Data records
*-*-*

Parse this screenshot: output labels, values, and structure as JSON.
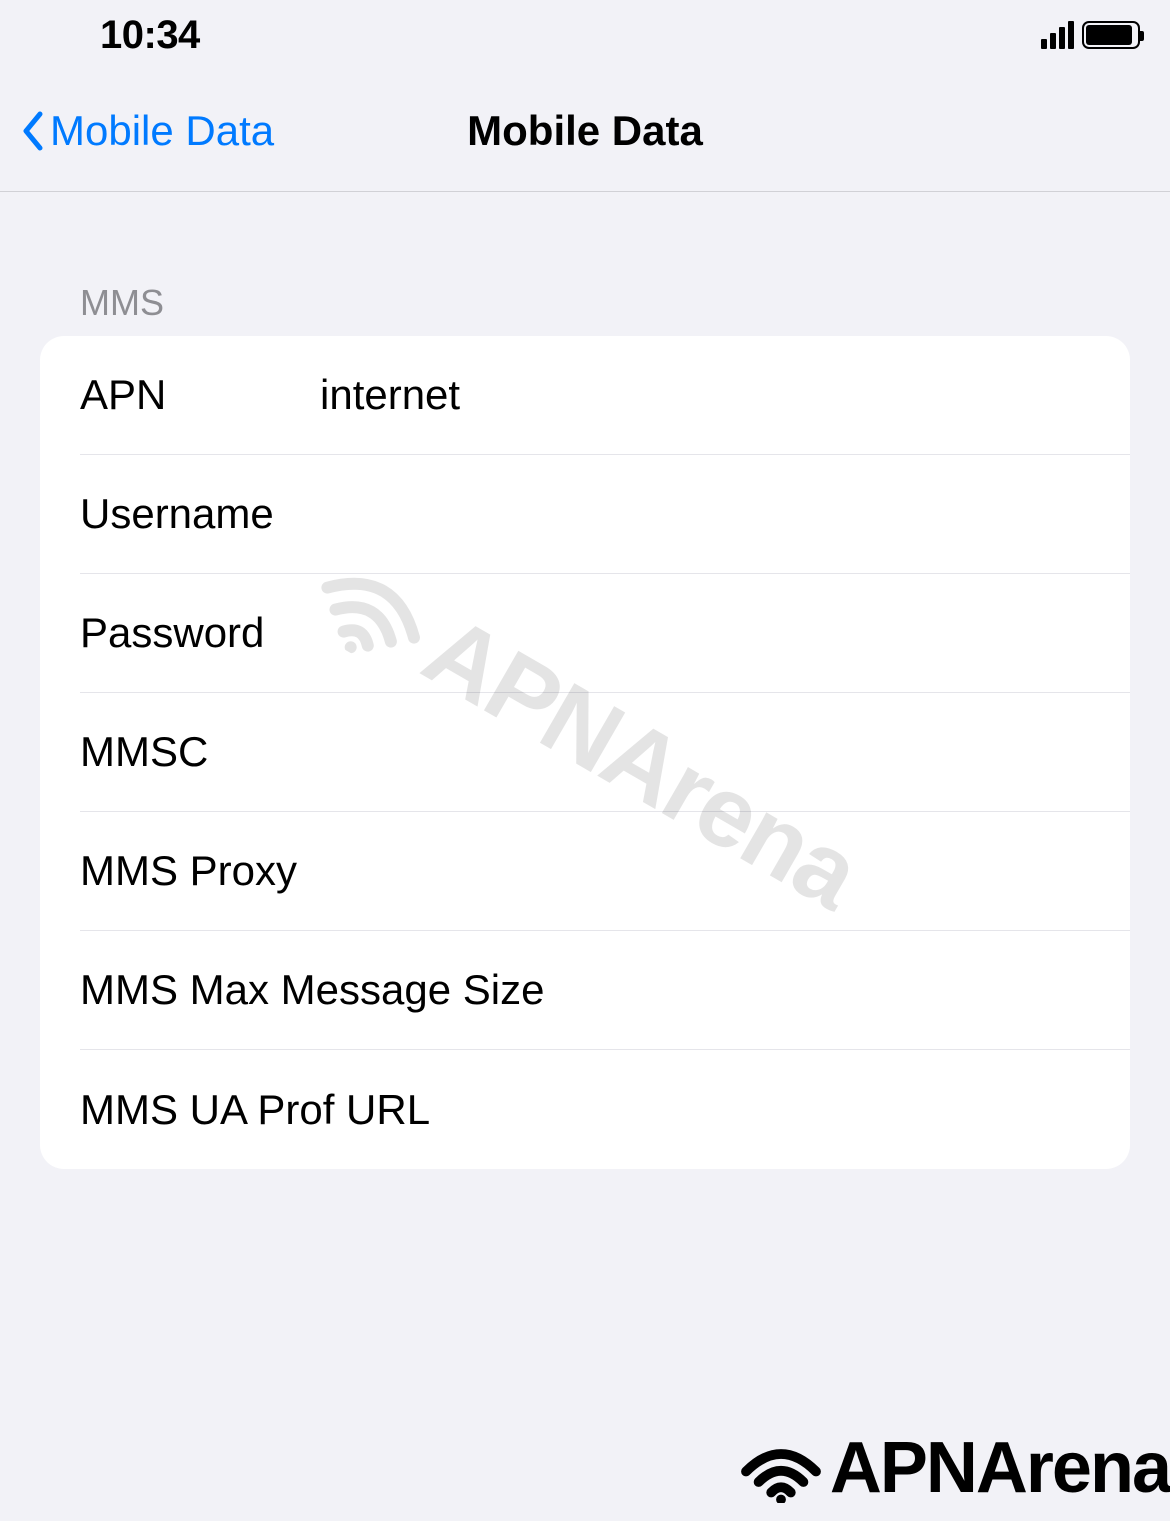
{
  "status": {
    "time": "10:34"
  },
  "nav": {
    "back_label": "Mobile Data",
    "title": "Mobile Data"
  },
  "section": {
    "header": "MMS"
  },
  "fields": {
    "apn": {
      "label": "APN",
      "value": "internet"
    },
    "username": {
      "label": "Username",
      "value": ""
    },
    "password": {
      "label": "Password",
      "value": ""
    },
    "mmsc": {
      "label": "MMSC",
      "value": ""
    },
    "mms_proxy": {
      "label": "MMS Proxy",
      "value": ""
    },
    "mms_max": {
      "label": "MMS Max Message Size",
      "value": ""
    },
    "mms_ua": {
      "label": "MMS UA Prof URL",
      "value": ""
    }
  },
  "watermark": {
    "text": "APNArena"
  },
  "footer": {
    "brand": "APNArena"
  }
}
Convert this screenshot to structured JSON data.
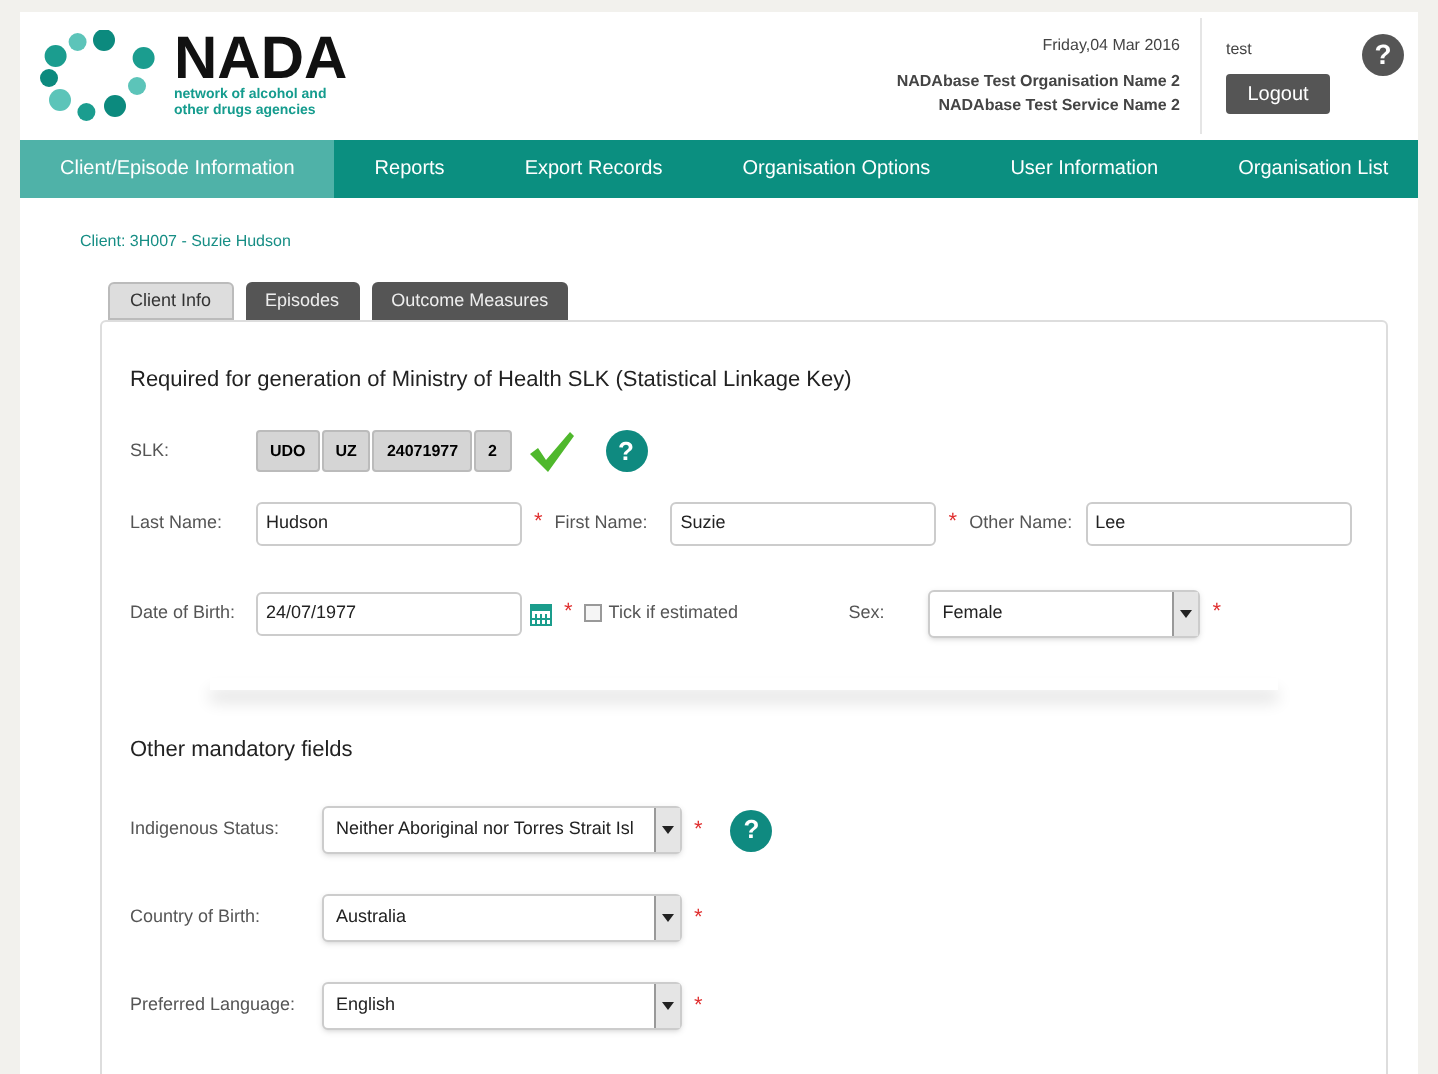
{
  "logo": {
    "name": "NADA",
    "tagline_1": "network of alcohol and",
    "tagline_2": "other drugs agencies"
  },
  "header": {
    "date": "Friday,04 Mar 2016",
    "organisation": "NADAbase Test Organisation Name 2",
    "service": "NADAbase Test Service Name 2",
    "user": "test",
    "logout": "Logout",
    "help": "?"
  },
  "nav": [
    {
      "label": "Client/Episode Information",
      "selected": true
    },
    {
      "label": "Reports",
      "selected": false
    },
    {
      "label": "Export Records",
      "selected": false
    },
    {
      "label": "Organisation Options",
      "selected": false
    },
    {
      "label": "User Information",
      "selected": false
    },
    {
      "label": "Organisation List",
      "selected": false
    }
  ],
  "client": "Client: 3H007 - Suzie Hudson",
  "tabs": [
    {
      "label": "Client Info",
      "selected": true
    },
    {
      "label": "Episodes",
      "selected": false
    },
    {
      "label": "Outcome Measures",
      "selected": false
    }
  ],
  "slk_section": {
    "heading": "Required for generation of Ministry of Health SLK (Statistical Linkage Key)",
    "slk_label": "SLK:",
    "slk_parts": [
      "UDO",
      "UZ",
      "24071977",
      "2"
    ],
    "valid": true,
    "help": "?",
    "names": [
      {
        "label": "Last Name:",
        "value": "Hudson"
      },
      {
        "label": "First Name:",
        "value": "Suzie"
      },
      {
        "label": "Other Name:",
        "value": "Lee"
      }
    ],
    "required_mark": "*",
    "dob": {
      "label": "Date of Birth:",
      "value": "24/07/1977",
      "estimated_label": "Tick if estimated",
      "estimated": false
    },
    "sex": {
      "label": "Sex:",
      "value": "Female"
    }
  },
  "other_section": {
    "heading": "Other mandatory fields",
    "fields": [
      {
        "label": "Indigenous Status:",
        "value": "Neither Aboriginal nor Torres Strait Isl",
        "help": "?"
      },
      {
        "label": "Country of Birth:",
        "value": "Australia"
      },
      {
        "label": "Preferred Language:",
        "value": "English"
      }
    ]
  }
}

*-*-*

**Problem to work on**
Lines containing the word "NADAbase" must all be returned from the material above.

**In response**
    "organisation": "NADAbase Test Organisation Name 2",
    "service": "NADAbase Test Service Name 2",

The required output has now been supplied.